Search the listing for the string "screenshot" and copy every line that contains it.

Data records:
______________________________
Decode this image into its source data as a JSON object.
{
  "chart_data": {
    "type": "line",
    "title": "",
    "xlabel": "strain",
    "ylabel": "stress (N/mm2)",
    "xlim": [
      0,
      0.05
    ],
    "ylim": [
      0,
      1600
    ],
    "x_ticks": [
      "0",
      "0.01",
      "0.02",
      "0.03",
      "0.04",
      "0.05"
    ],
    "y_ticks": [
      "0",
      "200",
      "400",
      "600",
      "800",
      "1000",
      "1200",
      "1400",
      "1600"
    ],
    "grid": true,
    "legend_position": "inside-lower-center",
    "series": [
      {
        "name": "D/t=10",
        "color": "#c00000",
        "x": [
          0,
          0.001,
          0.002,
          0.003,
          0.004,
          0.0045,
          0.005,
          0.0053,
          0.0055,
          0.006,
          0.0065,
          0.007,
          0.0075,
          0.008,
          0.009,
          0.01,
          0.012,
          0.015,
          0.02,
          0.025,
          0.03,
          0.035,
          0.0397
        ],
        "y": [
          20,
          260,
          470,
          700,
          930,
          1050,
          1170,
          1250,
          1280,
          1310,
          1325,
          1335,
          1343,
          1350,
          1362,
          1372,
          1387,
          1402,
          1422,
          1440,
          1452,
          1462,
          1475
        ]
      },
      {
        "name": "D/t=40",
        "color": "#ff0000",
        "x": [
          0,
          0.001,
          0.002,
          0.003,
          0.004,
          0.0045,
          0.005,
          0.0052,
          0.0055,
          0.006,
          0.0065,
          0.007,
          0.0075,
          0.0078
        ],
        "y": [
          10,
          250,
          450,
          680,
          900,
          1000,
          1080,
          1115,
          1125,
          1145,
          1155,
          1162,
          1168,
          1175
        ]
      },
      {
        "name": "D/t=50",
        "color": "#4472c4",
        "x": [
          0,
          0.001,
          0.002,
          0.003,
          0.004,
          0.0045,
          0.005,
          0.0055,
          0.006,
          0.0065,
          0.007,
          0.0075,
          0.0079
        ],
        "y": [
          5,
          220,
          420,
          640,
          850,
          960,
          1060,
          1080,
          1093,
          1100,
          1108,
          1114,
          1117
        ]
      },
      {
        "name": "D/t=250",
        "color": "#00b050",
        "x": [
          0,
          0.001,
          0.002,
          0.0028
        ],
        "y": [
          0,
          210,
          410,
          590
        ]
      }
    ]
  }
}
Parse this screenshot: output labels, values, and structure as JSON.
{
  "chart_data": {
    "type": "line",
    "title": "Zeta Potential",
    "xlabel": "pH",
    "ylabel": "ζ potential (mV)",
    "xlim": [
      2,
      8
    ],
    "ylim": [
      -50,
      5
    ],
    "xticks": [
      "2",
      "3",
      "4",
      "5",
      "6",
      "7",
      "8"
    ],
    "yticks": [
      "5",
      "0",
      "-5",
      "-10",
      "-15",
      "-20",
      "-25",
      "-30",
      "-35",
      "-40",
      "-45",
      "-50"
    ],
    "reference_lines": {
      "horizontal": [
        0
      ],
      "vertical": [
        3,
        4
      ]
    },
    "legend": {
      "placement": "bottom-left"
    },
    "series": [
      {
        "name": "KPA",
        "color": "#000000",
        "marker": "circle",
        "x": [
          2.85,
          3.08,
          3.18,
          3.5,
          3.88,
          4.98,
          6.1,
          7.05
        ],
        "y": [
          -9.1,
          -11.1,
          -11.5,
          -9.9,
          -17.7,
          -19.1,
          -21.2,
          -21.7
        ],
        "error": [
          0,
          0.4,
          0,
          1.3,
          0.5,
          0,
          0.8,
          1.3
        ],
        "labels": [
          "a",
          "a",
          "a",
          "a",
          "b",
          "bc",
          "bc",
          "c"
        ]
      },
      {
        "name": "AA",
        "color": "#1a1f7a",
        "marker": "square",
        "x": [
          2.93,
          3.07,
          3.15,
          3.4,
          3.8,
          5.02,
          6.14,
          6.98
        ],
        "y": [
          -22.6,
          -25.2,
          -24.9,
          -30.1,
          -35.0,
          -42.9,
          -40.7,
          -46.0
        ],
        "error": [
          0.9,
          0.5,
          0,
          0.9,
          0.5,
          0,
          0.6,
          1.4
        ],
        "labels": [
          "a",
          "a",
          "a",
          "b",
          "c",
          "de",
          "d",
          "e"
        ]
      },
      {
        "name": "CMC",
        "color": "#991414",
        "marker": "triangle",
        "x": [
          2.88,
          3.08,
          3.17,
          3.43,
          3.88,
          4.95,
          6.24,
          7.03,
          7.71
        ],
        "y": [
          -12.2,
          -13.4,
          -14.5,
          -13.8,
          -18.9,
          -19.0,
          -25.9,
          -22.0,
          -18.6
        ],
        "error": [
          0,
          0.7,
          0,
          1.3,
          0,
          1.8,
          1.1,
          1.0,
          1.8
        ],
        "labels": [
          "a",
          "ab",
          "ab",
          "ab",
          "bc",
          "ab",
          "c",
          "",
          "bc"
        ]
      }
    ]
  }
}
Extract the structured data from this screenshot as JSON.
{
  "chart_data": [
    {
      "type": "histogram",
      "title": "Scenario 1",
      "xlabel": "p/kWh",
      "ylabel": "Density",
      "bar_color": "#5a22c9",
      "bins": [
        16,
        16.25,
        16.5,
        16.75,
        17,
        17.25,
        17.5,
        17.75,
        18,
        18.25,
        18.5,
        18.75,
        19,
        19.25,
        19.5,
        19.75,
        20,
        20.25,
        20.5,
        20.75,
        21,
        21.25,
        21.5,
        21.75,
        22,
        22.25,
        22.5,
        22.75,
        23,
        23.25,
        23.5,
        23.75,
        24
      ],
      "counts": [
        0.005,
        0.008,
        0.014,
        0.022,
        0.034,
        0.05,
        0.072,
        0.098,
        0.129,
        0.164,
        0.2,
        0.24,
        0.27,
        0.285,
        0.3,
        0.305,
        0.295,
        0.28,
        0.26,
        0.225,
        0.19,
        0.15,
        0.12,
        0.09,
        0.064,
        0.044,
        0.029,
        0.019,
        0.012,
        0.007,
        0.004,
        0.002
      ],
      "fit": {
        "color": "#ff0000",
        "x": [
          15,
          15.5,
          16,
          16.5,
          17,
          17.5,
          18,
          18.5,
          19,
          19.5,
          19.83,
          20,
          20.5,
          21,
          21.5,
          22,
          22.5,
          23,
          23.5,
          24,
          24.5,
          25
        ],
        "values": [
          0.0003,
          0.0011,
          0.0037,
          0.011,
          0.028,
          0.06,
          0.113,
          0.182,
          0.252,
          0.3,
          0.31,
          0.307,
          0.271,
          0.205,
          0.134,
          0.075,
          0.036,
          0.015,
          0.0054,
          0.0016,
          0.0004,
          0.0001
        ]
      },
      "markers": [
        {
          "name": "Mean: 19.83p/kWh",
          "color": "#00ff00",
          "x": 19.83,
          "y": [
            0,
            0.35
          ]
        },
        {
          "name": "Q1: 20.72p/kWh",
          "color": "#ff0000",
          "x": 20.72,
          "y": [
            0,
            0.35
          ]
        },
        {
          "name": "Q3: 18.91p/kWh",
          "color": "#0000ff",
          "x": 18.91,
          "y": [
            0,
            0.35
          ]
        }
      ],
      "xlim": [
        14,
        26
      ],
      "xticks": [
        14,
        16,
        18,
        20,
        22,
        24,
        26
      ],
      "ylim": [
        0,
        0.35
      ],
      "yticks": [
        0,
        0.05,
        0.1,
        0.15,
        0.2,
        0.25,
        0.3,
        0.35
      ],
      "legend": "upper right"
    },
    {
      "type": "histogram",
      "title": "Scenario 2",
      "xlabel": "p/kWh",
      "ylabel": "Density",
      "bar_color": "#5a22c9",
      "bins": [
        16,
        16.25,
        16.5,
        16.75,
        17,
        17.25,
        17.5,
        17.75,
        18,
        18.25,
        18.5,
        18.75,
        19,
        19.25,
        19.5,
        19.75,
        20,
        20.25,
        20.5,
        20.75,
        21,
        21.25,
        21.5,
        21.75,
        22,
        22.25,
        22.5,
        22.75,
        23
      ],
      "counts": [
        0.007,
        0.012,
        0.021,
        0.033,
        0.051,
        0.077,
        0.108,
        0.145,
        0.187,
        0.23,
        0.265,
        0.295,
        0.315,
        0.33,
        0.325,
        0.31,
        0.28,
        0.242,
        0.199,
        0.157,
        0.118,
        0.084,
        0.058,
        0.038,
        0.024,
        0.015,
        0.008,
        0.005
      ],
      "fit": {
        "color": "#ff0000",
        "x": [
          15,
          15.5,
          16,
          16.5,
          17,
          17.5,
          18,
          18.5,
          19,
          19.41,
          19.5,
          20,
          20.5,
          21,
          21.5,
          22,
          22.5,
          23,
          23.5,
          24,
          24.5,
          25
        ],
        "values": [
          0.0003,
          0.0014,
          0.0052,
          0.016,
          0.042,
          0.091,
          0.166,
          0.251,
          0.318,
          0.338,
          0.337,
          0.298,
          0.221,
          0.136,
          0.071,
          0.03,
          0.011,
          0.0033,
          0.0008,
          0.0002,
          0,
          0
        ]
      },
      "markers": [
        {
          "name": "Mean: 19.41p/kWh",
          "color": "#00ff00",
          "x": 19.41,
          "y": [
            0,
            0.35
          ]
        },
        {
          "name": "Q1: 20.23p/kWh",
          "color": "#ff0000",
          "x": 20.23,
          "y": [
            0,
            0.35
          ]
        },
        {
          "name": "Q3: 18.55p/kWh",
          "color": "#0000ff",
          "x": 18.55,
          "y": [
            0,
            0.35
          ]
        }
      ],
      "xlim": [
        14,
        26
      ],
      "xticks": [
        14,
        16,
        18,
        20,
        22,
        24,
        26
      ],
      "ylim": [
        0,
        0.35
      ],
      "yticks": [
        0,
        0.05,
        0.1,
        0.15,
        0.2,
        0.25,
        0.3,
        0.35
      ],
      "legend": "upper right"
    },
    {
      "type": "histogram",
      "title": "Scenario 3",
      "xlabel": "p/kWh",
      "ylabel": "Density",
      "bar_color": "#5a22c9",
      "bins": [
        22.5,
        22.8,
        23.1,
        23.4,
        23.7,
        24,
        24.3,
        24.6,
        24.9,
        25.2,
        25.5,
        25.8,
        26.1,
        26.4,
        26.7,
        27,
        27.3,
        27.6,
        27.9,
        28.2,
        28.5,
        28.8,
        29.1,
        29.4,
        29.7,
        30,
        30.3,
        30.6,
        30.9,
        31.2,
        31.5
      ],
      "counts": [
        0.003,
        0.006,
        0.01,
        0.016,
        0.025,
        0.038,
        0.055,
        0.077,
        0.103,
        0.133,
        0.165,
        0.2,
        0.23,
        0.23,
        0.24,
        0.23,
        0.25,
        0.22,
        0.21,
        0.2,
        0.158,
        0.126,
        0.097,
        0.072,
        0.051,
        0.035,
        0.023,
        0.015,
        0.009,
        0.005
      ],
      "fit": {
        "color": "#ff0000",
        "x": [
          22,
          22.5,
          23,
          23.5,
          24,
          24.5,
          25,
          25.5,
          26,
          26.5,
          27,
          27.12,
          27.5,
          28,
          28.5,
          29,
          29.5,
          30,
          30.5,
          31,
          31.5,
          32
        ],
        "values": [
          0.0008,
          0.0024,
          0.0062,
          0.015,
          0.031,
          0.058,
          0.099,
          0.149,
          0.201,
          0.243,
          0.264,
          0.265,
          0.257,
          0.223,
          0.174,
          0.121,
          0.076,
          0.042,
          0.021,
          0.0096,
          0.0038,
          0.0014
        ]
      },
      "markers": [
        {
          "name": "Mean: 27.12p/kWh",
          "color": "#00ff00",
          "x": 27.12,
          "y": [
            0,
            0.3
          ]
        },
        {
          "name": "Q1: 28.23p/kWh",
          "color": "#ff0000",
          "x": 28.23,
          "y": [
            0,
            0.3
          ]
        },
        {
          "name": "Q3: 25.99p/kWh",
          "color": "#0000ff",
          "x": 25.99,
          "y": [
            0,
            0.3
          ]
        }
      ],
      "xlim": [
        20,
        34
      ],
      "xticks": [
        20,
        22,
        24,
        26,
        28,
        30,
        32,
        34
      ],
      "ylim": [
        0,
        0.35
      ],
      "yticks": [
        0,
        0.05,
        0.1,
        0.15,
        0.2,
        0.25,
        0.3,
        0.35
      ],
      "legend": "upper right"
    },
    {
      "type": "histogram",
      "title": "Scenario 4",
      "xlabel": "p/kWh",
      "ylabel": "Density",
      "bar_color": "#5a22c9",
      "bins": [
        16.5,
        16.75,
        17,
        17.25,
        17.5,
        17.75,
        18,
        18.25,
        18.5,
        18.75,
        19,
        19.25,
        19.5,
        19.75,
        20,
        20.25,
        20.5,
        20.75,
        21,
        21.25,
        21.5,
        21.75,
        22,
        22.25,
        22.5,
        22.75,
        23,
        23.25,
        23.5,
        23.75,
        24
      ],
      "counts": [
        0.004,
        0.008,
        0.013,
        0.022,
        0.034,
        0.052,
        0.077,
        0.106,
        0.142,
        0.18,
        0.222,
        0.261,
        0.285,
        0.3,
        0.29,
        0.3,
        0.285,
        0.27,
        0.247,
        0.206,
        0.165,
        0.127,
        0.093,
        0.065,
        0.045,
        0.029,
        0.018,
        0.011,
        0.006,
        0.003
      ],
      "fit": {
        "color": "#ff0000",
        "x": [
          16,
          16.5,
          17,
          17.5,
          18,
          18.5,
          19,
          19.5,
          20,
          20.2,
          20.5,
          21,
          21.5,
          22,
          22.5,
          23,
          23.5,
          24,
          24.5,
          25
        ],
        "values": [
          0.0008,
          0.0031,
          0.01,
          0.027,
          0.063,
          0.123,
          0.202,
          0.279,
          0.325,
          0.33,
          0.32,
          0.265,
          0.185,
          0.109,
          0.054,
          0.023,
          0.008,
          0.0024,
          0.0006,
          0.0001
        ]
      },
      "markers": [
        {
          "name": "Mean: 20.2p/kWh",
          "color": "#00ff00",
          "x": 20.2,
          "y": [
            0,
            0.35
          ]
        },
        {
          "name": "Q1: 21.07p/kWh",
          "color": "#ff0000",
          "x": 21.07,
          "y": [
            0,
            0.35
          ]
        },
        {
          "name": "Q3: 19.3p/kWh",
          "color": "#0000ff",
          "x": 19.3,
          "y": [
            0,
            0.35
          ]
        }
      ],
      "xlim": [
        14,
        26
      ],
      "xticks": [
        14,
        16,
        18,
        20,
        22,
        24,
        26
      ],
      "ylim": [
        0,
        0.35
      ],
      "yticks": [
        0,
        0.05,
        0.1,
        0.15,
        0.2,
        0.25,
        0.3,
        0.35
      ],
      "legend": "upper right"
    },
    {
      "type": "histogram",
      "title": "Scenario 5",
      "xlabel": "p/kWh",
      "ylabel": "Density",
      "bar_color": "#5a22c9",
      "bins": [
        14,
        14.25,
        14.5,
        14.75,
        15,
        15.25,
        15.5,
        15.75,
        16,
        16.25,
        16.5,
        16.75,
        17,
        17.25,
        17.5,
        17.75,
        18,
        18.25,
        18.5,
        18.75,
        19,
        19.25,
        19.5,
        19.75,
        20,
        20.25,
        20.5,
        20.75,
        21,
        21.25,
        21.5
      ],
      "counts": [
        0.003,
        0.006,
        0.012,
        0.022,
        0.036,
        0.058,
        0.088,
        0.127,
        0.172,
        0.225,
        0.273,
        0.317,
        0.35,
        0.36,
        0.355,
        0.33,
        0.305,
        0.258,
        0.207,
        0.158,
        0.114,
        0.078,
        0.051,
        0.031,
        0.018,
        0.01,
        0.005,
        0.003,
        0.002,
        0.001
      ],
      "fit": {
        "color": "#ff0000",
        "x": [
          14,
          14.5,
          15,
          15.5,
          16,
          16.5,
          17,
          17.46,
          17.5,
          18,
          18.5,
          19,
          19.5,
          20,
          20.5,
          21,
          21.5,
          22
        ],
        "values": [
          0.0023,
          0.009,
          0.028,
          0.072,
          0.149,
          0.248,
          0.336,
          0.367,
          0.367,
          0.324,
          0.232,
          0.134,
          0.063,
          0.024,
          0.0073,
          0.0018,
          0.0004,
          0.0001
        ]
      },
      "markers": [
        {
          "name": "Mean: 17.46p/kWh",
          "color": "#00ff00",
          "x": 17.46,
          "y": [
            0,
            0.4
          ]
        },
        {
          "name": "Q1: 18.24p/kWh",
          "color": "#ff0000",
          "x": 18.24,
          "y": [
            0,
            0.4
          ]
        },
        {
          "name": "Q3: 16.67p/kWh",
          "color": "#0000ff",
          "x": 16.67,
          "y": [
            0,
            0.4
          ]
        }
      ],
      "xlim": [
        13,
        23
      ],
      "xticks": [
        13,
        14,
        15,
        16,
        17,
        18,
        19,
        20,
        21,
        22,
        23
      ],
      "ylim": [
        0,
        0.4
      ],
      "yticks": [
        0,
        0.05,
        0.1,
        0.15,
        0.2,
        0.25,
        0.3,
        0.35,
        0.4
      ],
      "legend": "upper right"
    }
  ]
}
______________________________
Response for this exercise:
Parse this screenshot: output labels, values, and structure as JSON.
Extract the structured data from this screenshot as JSON.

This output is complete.